### WHAT IS EXPECTED
With the images removed, repeat the data below exactly.
===== DATA FOR PROCESSING =====
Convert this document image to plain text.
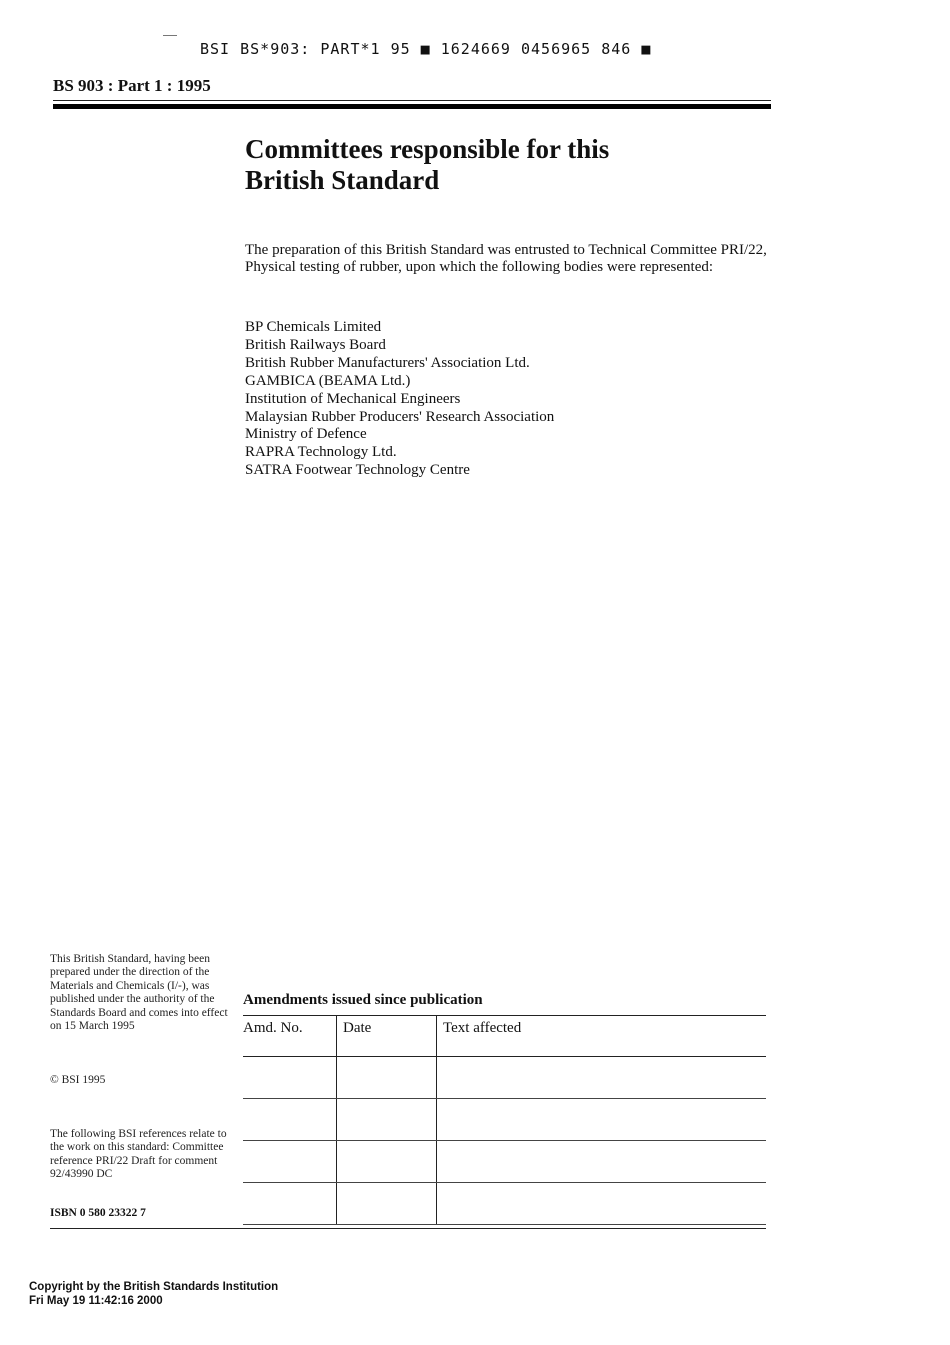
BSI BS*903: PART*1 95 ■ 1624669 0456965 846 ■
BS 903 : Part 1 : 1995
Committees responsible for this
British Standard
The preparation of this British Standard was entrusted to Technical Committee PRI/22, Physical testing of rubber, upon which the following bodies were represented:
BP Chemicals Limited
British Railways Board
British Rubber Manufacturers' Association Ltd.
GAMBICA (BEAMA Ltd.)
Institution of Mechanical Engineers
Malaysian Rubber Producers' Research Association
Ministry of Defence
RAPRA Technology Ltd.
SATRA Footwear Technology Centre
This British Standard, having been prepared under the direction of the Materials and Chemicals (I/-), was published under the authority of the Standards Board and comes into effect on 15 March 1995
© BSI 1995
The following BSI references relate to the work on this standard: Committee reference PRI/22 Draft for comment 92/43990 DC
ISBN 0 580 23322 7
Amendments issued since publication
Amd. No.	Date	Text affected

Copyright by the British Standards Institution
Fri May 19 11:42:16 2000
=====
### TASK ANSWER
Convert this document image to plain text.
BSI BS*903: PART*1 95 ■ 1624669 0456965 846 ■
BS 903 : Part 1 : 1995
Committees responsible for this
British Standard
The preparation of this British Standard was entrusted to Technical Committee PRI/22, Physical testing of rubber, upon which the following bodies were represented:
BP Chemicals Limited
British Railways Board
British Rubber Manufacturers' Association Ltd.
GAMBICA (BEAMA Ltd.)
Institution of Mechanical Engineers
Malaysian Rubber Producers' Research Association
Ministry of Defence
RAPRA Technology Ltd.
SATRA Footwear Technology Centre
This British Standard, having been prepared under the direction of the Materials and Chemicals (I/-), was published under the authority of the Standards Board and comes into effect on 15 March 1995
© BSI 1995
The following BSI references relate to the work on this standard: Committee reference PRI/22 Draft for comment 92/43990 DC
ISBN 0 580 23322 7
Amendments issued since publication
Amd. No.	Date	Text affected

Copyright by the British Standards Institution
Fri May 19 11:42:16 2000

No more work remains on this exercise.